* [Exercise instructions]: Search the material for the word "this" and copy each line that holds it.

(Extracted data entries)
.....

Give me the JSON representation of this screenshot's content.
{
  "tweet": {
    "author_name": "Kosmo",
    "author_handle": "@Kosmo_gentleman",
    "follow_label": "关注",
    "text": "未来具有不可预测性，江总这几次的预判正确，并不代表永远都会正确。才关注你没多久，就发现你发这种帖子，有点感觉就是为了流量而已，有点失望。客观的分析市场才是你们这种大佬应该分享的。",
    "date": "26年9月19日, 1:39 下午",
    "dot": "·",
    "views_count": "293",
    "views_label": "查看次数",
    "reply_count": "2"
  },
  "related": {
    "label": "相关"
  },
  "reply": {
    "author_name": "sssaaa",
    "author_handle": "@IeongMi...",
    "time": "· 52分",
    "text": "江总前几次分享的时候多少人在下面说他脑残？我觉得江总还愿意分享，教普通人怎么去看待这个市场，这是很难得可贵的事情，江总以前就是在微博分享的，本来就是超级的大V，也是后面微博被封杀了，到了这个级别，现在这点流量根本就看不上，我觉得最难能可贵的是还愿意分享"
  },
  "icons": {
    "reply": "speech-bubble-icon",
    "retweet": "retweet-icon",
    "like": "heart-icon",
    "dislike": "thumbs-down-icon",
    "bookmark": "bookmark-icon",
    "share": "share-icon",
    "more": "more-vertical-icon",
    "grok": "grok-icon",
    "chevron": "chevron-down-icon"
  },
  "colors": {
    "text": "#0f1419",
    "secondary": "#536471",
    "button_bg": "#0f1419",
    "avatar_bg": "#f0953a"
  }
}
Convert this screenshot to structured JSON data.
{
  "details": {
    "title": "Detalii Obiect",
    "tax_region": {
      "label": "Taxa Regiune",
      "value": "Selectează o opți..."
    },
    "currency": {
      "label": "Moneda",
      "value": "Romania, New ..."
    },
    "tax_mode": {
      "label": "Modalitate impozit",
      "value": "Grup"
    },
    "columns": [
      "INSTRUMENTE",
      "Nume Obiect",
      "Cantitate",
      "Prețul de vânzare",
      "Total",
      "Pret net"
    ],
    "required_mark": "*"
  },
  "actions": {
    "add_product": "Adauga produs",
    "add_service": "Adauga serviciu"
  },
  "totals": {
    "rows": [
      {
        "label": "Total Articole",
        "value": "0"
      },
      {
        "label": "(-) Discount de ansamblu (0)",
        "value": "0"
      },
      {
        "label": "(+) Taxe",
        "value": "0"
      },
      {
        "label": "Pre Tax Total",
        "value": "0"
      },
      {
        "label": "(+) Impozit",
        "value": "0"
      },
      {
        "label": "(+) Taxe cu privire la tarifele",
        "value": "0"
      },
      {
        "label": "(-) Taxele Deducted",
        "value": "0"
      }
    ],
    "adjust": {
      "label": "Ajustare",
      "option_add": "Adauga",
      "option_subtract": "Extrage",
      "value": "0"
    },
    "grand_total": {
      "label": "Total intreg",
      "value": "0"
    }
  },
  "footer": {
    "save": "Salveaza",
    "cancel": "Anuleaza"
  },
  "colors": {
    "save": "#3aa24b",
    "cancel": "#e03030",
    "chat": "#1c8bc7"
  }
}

.....

* [Result of the exercise]:
Give me the JSON representation of this screenshot's content.
Convert this screenshot to structured JSON data.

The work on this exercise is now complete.